Text extract:
Monday 10 March 2014

Guest Post: Our Favorite Thieves

Our Favorite Thieves

By Olga Godim

I’m sure you detest the thieves who broke into your neighbors’ house last summer and stole a bunch of expensive electronics. Or the pickpockets in the crowded Mediterranean market who stole your cousin’s wallet. Or the loathsome identity thieves who hacked into your coworker’s account and stole her passwords. But so many of us enjoy reading about the charismatic thieves in fantasy fiction. The list Thieves on GoodReads includes 409 titles, many of them bestsellers. Over 700 readers voted on that list. Why?

I think the difference between real life thieves and fantasy thieves is in their goals and their victims. The real thieves steal for money, from regular people—us. No ambiguity there. The fantasy thieves… well, that’s a different story. Some of them, our favorite thieves, steal exclusively from bad guys and often have nobler purposes: to save a lover, to rescue a princess, to liberate prisoners, to feed the poor, or in the extreme cases, to save their own necks. And we, the readers, cheer for them.

Seventeen-year-old Eriale, the protagonist of my fantasy novel “Almost Adept”, is not a thief. She is a magician. Sheltered and adored by her family until recently, she is on her own for the first time in her life, on a quest to prove her Adept potential. And she repeatedly stumbles into situations where she has no other option but to steal.

Her first encounter with thievery happens, when she hears a magical call for help. Gem fairies—the tiny elementals living in a tourmaline crystal—are dying. After their crystal had been cut off their mother lode, they need a magician to feed them magic. But their owner, a gem merchant, mocks Eriale, when she asks to buy the crystal from him.

Challenges:
(a) In the guest post on fantasy thieves, how many titles are on the GoodReads list called Thieves?
(b) Pick up the guest post on fantasy thieves at the point where it stops and keep writing.
The material after this point comes from a different source.

Supplied data:
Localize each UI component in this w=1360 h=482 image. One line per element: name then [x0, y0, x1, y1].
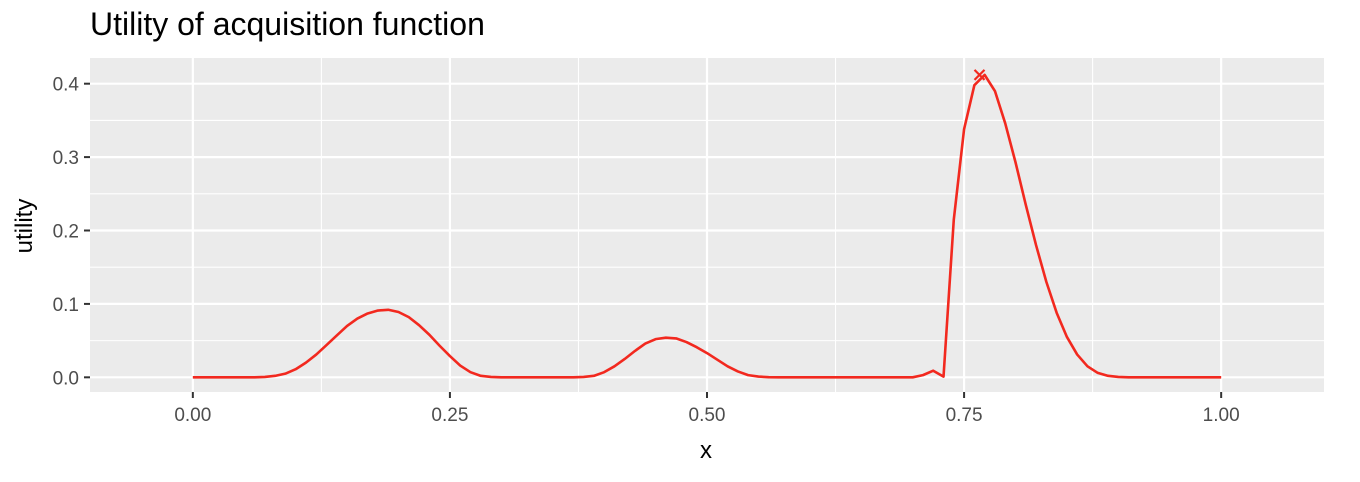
x-axis-title: x	[700, 437, 712, 464]
x-axis: 0.00 0.25 0.50 0.75 1.00	[174, 392, 1240, 426]
y-tick-label: 0.3	[53, 148, 79, 169]
y-tick-label: 0.2	[53, 222, 79, 243]
series-layer	[192, 73, 1222, 379]
x-tick-label: 0.25	[431, 405, 468, 426]
annotation-layer	[973, 69, 986, 81]
utility-line	[192, 73, 1222, 379]
x-tick-label: 0.50	[689, 405, 726, 426]
y-axis-title: utility	[11, 199, 38, 254]
chart-title: Utility of acquisition function	[90, 6, 485, 42]
y-axis: 0.0 0.1 0.2 0.3 0.4	[53, 75, 90, 389]
y-tick-label: 0.1	[53, 295, 79, 316]
x-tick-label: 0.00	[174, 405, 211, 426]
x-tick-label: 0.75	[946, 405, 983, 426]
y-tick-label: 0.0	[53, 368, 79, 389]
max-utility-marker	[973, 69, 986, 81]
major-gridlines	[90, 58, 1324, 392]
marker-stroke	[973, 69, 986, 81]
x-tick-label: 1.00	[1203, 405, 1240, 426]
y-tick-label: 0.4	[53, 75, 80, 96]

Responses by task:
(a) 409 titles

(b)
Compelled to help the fairies and pressed for time—they would die if she didn’t hurry—she steals them from the merchant. She doesn’t feel guilt or remorse. She tried to do the right thing, but when he wouldn’t listen to her explanations, she did what was necessary to save the sentient beings.

Her second thievery occurs later on her journey, when she whisks a man out of a local prison, liberating him from the torturers. She is positive that whatever the man had done, he doesn’t deserve to be tortured to death. Nobody deserves such a terrible fate.

Her third thievery is a combination of revenge and need, simultaneously solving her money problem and freeing her to pursue a complex and dangerous magical task, the task that could benefit too many people to count but could also kill her. If she is risking her life for the others, the least they can do is pay her expenses, right?

In all cases, she steals to help strangers, and her victims are invariably bullies or swindlers. If she could achieve her goals any other way, she would, and the same is true for most fantasy thieves. J.R.R Tolkien and Rick Riordan, Scott Lynch and Cornelia Funke, William Goldman and Brandon Sanderson, and many other talented writers gave us the charming, roguish thieves who steal out of altruism … almost. Altruistic thievery—what a nice oxymoron. I hope my readers will root for Eriale as much as they do for all those other fantasy thieves.

Check out Olga's book


To prove her Adept potential, seventeen-year-old mage Eriale embarks on her first magical quest. She expects a glittering foreign escapade but ends up in Grumesh, the land rife with poverty and violence, where local courier Kealan becomes her only friend and ally. Together, they survive an explosion, a treacherous incarceration, and a daring escape. Sparks of interest ignite between them, but before Eriale can explore her attraction to Kealan, she discovers blood magic running amok in the city. Her priorities must change. As an aspiring Adept, she is duty-bound to find and eliminate the blood mage of Grumesh, or the blood magic will taint the entire land. No matter the cost—her life or her heart—she can’t let the vile mage win.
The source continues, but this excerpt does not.